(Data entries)
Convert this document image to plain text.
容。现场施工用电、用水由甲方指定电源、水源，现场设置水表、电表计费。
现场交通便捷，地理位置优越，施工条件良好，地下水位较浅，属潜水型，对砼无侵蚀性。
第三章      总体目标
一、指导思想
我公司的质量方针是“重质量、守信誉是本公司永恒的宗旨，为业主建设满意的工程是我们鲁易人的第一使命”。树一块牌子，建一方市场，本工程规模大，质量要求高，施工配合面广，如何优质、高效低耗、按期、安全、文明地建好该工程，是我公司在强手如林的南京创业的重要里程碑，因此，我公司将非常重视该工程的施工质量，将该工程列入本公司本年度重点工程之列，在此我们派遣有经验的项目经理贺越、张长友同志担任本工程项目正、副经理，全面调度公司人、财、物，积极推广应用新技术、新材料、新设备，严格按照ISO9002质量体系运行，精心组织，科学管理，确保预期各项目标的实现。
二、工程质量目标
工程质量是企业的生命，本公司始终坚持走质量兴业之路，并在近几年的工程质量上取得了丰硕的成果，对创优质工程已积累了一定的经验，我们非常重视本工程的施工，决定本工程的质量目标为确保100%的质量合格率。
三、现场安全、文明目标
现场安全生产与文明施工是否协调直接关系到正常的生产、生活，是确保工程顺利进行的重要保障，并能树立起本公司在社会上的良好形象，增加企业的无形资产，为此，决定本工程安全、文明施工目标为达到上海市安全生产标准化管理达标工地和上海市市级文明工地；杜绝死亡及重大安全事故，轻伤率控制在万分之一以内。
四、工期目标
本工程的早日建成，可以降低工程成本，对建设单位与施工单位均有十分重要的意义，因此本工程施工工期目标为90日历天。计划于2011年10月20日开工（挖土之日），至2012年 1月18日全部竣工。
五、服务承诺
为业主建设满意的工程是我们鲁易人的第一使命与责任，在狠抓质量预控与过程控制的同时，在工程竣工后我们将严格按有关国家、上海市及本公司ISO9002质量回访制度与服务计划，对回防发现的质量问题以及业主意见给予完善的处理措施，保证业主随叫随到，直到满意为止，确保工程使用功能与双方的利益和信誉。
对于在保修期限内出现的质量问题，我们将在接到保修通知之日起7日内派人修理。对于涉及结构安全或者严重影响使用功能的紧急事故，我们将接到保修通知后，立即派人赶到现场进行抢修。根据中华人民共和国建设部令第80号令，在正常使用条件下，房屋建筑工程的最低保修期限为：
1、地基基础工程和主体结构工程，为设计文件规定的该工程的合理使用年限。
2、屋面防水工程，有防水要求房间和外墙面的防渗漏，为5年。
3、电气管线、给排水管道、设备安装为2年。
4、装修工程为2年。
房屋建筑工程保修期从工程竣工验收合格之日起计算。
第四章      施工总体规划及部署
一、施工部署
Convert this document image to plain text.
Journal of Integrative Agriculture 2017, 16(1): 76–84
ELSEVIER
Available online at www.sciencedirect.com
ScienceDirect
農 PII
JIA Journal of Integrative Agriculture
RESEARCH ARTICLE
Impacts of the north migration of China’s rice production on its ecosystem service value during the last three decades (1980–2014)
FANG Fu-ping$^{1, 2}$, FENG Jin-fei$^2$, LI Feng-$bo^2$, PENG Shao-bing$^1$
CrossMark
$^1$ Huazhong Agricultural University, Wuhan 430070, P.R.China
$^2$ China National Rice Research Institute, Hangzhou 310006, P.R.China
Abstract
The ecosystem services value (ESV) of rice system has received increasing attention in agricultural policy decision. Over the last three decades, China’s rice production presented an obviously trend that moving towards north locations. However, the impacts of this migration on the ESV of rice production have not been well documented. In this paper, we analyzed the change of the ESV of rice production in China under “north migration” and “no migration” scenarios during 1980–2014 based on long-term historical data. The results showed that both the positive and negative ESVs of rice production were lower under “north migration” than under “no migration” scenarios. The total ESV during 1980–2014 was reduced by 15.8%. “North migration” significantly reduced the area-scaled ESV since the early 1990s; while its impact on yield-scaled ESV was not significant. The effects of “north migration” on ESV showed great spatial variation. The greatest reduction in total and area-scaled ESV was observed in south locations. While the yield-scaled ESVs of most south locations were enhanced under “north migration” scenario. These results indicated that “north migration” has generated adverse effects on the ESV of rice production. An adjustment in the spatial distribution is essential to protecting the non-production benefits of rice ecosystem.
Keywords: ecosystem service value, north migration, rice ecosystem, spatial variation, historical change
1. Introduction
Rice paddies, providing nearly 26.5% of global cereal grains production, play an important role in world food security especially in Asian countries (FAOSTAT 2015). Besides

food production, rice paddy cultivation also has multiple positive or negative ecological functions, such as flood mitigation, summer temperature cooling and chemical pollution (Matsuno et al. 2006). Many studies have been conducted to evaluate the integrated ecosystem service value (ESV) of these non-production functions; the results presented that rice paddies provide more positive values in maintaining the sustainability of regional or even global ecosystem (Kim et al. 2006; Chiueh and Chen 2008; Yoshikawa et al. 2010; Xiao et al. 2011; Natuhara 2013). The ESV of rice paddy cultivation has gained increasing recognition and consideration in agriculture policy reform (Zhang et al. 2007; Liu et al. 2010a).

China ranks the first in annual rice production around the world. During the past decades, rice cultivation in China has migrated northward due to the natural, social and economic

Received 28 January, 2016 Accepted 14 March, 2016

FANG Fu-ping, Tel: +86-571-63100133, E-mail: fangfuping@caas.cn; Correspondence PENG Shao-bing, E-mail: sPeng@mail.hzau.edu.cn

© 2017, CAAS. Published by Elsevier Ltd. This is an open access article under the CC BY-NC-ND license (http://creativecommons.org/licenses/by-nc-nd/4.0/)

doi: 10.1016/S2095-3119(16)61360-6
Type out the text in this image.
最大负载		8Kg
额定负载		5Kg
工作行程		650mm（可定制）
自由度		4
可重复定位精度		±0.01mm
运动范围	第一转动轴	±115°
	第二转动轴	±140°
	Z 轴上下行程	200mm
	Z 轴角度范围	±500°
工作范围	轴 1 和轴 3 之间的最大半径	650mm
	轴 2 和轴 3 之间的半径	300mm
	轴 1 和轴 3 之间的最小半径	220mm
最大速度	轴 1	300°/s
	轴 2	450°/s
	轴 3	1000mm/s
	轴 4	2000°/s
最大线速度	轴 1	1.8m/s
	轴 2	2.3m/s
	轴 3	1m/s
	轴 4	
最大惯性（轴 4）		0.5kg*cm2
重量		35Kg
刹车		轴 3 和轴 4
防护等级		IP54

TASK STATEMENT - Each line of the material should be echoed exactly.

RESULT FOR THIS EXERCISE -
Convert this document image to plain text.
容。现场施工用电、用水由甲方指定电源、水源，现场设置水表、电表计费。
现场交通便捷，地理位置优越，施工条件良好，地下水位较浅，属潜水型，对砼无侵蚀性。
第三章      总体目标
一、指导思想
我公司的质量方针是“重质量、守信誉是本公司永恒的宗旨，为业主建设满意的工程是我们鲁易人的第一使命”。树一块牌子，建一方市场，本工程规模大，质量要求高，施工配合面广，如何优质、高效低耗、按期、安全、文明地建好该工程，是我公司在强手如林的南京创业的重要里程碑，因此，我公司将非常重视该工程的施工质量，将该工程列入本公司本年度重点工程之列，在此我们派遣有经验的项目经理贺越、张长友同志担任本工程项目正、副经理，全面调度公司人、财、物，积极推广应用新技术、新材料、新设备，严格按照ISO9002质量体系运行，精心组织，科学管理，确保预期各项目标的实现。
二、工程质量目标
工程质量是企业的生命，本公司始终坚持走质量兴业之路，并在近几年的工程质量上取得了丰硕的成果，对创优质工程已积累了一定的经验，我们非常重视本工程的施工，决定本工程的质量目标为确保100%的质量合格率。
三、现场安全、文明目标
现场安全生产与文明施工是否协调直接关系到正常的生产、生活，是确保工程顺利进行的重要保障，并能树立起本公司在社会上的良好形象，增加企业的无形资产，为此，决定本工程安全、文明施工目标为达到上海市安全生产标准化管理达标工地和上海市市级文明工地；杜绝死亡及重大安全事故，轻伤率控制在万分之一以内。
四、工期目标
本工程的早日建成，可以降低工程成本，对建设单位与施工单位均有十分重要的意义，因此本工程施工工期目标为90日历天。计划于2011年10月20日开工（挖土之日），至2012年 1月18日全部竣工。
五、服务承诺
为业主建设满意的工程是我们鲁易人的第一使命与责任，在狠抓质量预控与过程控制的同时，在工程竣工后我们将严格按有关国家、上海市及本公司ISO9002质量回访制度与服务计划，对回防发现的质量问题以及业主意见给予完善的处理措施，保证业主随叫随到，直到满意为止，确保工程使用功能与双方的利益和信誉。
对于在保修期限内出现的质量问题，我们将在接到保修通知之日起7日内派人修理。对于涉及结构安全或者严重影响使用功能的紧急事故，我们将接到保修通知后，立即派人赶到现场进行抢修。根据中华人民共和国建设部令第80号令，在正常使用条件下，房屋建筑工程的最低保修期限为：
1、地基基础工程和主体结构工程，为设计文件规定的该工程的合理使用年限。
2、屋面防水工程，有防水要求房间和外墙面的防渗漏，为5年。
3、电气管线、给排水管道、设备安装为2年。
4、装修工程为2年。
房屋建筑工程保修期从工程竣工验收合格之日起计算。
第四章      施工总体规划及部署
一、施工部署
Convert this document image to plain text.
Journal of Integrative Agriculture 2017, 16(1): 76–84
ELSEVIER
Available online at www.sciencedirect.com
ScienceDirect
農 PII
JIA Journal of Integrative Agriculture
RESEARCH ARTICLE
Impacts of the north migration of China’s rice production on its ecosystem service value during the last three decades (1980–2014)
FANG Fu-ping$^{1, 2}$, FENG Jin-fei$^2$, LI Feng-$bo^2$, PENG Shao-bing$^1$
CrossMark
$^1$ Huazhong Agricultural University, Wuhan 430070, P.R.China
$^2$ China National Rice Research Institute, Hangzhou 310006, P.R.China
Abstract
The ecosystem services value (ESV) of rice system has received increasing attention in agricultural policy decision. Over the last three decades, China’s rice production presented an obviously trend that moving towards north locations. However, the impacts of this migration on the ESV of rice production have not been well documented. In this paper, we analyzed the change of the ESV of rice production in China under “north migration” and “no migration” scenarios during 1980–2014 based on long-term historical data. The results showed that both the positive and negative ESVs of rice production were lower under “north migration” than under “no migration” scenarios. The total ESV during 1980–2014 was reduced by 15.8%. “North migration” significantly reduced the area-scaled ESV since the early 1990s; while its impact on yield-scaled ESV was not significant. The effects of “north migration” on ESV showed great spatial variation. The greatest reduction in total and area-scaled ESV was observed in south locations. While the yield-scaled ESVs of most south locations were enhanced under “north migration” scenario. These results indicated that “north migration” has generated adverse effects on the ESV of rice production. An adjustment in the spatial distribution is essential to protecting the non-production benefits of rice ecosystem.
Keywords: ecosystem service value, north migration, rice ecosystem, spatial variation, historical change
1. Introduction
Rice paddies, providing nearly 26.5% of global cereal grains production, play an important role in world food security especially in Asian countries (FAOSTAT 2015). Besides

food production, rice paddy cultivation also has multiple positive or negative ecological functions, such as flood mitigation, summer temperature cooling and chemical pollution (Matsuno et al. 2006). Many studies have been conducted to evaluate the integrated ecosystem service value (ESV) of these non-production functions; the results presented that rice paddies provide more positive values in maintaining the sustainability of regional or even global ecosystem (Kim et al. 2006; Chiueh and Chen 2008; Yoshikawa et al. 2010; Xiao et al. 2011; Natuhara 2013). The ESV of rice paddy cultivation has gained increasing recognition and consideration in agriculture policy reform (Zhang et al. 2007; Liu et al. 2010a).

China ranks the first in annual rice production around the world. During the past decades, rice cultivation in China has migrated northward due to the natural, social and economic

Received 28 January, 2016 Accepted 14 March, 2016

FANG Fu-ping, Tel: +86-571-63100133, E-mail: fangfuping@caas.cn; Correspondence PENG Shao-bing, E-mail: sPeng@mail.hzau.edu.cn

© 2017, CAAS. Published by Elsevier Ltd. This is an open access article under the CC BY-NC-ND license (http://creativecommons.org/licenses/by-nc-nd/4.0/)

doi: 10.1016/S2095-3119(16)61360-6
Type out the text in this image.
最大负载		8Kg
额定负载		5Kg
工作行程		650mm（可定制）
自由度		4
可重复定位精度		±0.01mm
运动范围	第一转动轴	±115°
	第二转动轴	±140°
	Z 轴上下行程	200mm
	Z 轴角度范围	±500°
工作范围	轴 1 和轴 3 之间的最大半径	650mm
	轴 2 和轴 3 之间的半径	300mm
	轴 1 和轴 3 之间的最小半径	220mm
最大速度	轴 1	300°/s
	轴 2	450°/s
	轴 3	1000mm/s
	轴 4	2000°/s
最大线速度	轴 1	1.8m/s
	轴 2	2.3m/s
	轴 3	1m/s
	轴 4	
最大惯性（轴 4）		0.5kg*cm2
重量		35Kg
刹车		轴 3 和轴 4
防护等级		IP54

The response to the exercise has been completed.